▶ SET PROBLEM:
Would you pull out every line of the material that contains the string "选项说法错误"?

▶ RECORDS SHOWN:
..............................
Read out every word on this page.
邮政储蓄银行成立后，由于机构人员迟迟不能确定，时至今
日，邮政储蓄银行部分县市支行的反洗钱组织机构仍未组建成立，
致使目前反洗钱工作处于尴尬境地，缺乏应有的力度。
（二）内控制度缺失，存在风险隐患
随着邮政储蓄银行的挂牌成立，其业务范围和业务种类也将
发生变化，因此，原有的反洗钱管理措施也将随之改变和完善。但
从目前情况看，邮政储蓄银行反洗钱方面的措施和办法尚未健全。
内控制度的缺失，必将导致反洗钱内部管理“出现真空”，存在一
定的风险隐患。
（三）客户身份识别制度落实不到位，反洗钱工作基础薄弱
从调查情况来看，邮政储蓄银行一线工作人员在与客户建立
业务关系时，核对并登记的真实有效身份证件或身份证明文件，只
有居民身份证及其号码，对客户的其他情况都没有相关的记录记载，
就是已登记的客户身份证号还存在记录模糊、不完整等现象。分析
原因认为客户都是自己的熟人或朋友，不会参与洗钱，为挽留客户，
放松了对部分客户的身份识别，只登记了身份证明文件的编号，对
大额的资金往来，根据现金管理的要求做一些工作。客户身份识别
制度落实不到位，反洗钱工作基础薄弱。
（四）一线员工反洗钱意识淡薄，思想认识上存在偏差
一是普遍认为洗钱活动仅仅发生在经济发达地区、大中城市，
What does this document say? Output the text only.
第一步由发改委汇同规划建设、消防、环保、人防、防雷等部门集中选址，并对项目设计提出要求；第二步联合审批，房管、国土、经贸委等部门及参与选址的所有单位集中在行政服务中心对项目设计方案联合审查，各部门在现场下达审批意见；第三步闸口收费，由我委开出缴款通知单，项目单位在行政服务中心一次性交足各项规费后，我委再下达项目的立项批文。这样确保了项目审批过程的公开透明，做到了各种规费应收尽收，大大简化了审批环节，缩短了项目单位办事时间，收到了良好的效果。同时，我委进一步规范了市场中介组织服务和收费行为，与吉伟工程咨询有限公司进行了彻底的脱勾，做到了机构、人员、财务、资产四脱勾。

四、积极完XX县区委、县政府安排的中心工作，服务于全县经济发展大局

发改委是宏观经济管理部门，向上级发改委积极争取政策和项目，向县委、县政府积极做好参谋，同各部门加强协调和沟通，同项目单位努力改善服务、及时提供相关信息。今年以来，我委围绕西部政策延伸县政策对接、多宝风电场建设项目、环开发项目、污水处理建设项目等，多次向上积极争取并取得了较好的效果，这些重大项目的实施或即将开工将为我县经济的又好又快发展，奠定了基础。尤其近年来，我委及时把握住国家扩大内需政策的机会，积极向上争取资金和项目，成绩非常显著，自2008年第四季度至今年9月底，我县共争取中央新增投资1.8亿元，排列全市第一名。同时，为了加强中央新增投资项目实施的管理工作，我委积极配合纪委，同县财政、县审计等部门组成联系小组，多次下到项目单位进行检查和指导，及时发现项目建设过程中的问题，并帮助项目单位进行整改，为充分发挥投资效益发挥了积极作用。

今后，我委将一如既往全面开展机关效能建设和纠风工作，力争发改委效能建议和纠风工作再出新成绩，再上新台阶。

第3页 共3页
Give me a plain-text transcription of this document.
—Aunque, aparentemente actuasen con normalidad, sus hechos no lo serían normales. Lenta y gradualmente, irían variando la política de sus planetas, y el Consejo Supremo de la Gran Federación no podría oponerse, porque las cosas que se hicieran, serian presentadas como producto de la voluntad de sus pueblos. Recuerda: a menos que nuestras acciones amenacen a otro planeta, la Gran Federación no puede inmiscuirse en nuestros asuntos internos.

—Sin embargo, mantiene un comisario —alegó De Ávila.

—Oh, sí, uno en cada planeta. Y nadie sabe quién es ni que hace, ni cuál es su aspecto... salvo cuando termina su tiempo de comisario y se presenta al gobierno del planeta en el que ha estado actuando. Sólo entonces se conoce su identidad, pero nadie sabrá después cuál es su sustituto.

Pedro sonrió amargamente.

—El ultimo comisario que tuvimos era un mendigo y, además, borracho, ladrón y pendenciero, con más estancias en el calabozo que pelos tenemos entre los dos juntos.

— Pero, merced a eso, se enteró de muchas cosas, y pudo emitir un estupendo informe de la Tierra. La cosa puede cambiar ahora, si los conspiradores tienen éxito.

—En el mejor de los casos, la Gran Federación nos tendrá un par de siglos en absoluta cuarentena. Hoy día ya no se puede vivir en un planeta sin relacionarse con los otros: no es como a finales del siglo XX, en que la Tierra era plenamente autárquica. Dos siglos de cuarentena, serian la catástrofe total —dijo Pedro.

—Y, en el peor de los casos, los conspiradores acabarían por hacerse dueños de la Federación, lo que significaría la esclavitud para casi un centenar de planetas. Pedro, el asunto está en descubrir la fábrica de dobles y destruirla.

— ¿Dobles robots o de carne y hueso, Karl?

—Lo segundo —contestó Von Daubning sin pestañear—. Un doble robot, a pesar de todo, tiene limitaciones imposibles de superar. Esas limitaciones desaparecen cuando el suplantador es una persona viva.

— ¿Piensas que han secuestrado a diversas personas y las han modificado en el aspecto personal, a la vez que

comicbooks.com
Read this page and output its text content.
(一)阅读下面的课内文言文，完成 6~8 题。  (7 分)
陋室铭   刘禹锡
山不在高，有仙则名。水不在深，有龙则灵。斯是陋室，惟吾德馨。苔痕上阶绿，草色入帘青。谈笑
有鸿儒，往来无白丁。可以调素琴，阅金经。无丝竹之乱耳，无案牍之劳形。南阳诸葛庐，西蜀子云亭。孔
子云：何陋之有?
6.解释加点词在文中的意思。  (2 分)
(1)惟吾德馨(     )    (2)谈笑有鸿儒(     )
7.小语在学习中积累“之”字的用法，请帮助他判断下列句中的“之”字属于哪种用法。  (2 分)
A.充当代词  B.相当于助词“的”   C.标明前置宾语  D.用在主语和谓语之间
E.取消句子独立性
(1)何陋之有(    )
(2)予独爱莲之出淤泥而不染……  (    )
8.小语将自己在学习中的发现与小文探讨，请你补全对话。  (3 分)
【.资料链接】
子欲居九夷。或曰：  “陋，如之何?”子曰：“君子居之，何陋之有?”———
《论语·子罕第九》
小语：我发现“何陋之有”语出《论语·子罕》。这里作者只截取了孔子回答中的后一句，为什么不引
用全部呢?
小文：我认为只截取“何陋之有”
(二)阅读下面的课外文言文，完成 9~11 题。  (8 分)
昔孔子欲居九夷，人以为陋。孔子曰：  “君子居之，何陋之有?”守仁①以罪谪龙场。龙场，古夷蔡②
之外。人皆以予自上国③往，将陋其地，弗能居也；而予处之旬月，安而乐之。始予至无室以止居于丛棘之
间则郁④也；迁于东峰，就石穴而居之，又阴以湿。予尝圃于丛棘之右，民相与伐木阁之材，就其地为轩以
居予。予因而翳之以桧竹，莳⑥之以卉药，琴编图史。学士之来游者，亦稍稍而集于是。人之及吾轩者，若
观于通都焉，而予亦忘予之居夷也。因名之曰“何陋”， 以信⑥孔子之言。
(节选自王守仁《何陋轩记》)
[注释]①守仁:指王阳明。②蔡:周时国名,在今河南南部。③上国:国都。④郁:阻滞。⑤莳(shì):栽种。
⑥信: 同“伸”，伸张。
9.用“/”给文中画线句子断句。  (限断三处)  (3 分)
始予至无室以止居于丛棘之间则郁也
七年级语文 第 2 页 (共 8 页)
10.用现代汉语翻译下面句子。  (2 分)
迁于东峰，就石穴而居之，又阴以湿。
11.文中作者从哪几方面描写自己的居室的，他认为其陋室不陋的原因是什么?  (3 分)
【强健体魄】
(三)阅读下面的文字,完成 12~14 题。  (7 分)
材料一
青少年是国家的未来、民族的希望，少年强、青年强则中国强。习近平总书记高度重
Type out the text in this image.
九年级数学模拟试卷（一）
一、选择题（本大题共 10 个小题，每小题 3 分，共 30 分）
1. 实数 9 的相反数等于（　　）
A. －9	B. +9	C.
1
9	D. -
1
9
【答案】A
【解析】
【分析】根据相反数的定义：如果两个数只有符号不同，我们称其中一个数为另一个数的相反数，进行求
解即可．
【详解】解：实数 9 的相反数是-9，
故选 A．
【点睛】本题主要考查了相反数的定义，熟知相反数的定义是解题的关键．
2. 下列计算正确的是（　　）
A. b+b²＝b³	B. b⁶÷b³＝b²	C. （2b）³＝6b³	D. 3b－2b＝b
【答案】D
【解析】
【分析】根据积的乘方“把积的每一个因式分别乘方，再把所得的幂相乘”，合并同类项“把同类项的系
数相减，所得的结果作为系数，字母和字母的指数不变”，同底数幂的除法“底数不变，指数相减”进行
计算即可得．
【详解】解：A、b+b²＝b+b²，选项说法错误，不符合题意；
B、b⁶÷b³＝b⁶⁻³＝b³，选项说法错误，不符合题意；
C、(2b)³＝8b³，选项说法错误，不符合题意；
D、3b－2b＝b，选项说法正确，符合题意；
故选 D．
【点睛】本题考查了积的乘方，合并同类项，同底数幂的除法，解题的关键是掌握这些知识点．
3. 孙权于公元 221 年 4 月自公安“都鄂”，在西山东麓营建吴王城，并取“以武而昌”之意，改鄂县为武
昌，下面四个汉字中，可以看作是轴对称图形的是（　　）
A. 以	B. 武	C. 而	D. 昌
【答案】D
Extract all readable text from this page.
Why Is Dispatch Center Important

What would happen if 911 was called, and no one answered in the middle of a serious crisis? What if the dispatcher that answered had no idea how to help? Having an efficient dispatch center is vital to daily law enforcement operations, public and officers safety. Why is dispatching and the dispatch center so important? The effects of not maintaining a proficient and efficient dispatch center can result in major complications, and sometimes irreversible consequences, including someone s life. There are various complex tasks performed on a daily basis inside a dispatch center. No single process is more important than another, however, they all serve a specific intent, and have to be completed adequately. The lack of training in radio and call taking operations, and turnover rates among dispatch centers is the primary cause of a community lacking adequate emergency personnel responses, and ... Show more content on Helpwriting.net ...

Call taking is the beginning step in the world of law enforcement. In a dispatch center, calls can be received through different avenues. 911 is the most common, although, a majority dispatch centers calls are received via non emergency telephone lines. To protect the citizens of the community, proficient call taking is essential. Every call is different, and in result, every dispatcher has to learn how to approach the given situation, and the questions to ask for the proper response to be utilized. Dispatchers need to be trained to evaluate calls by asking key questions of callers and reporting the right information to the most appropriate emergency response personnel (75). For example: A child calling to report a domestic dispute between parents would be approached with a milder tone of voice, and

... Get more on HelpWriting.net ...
..............................
▶ FINISHED ANSWER:
【详解】解：A、b+b²＝b+b²，选项说法错误，不符合题意；
B、b⁶÷b³＝b⁶⁻³＝b³，选项说法错误，不符合题意；
C、(2b)³＝8b³，选项说法错误，不符合题意；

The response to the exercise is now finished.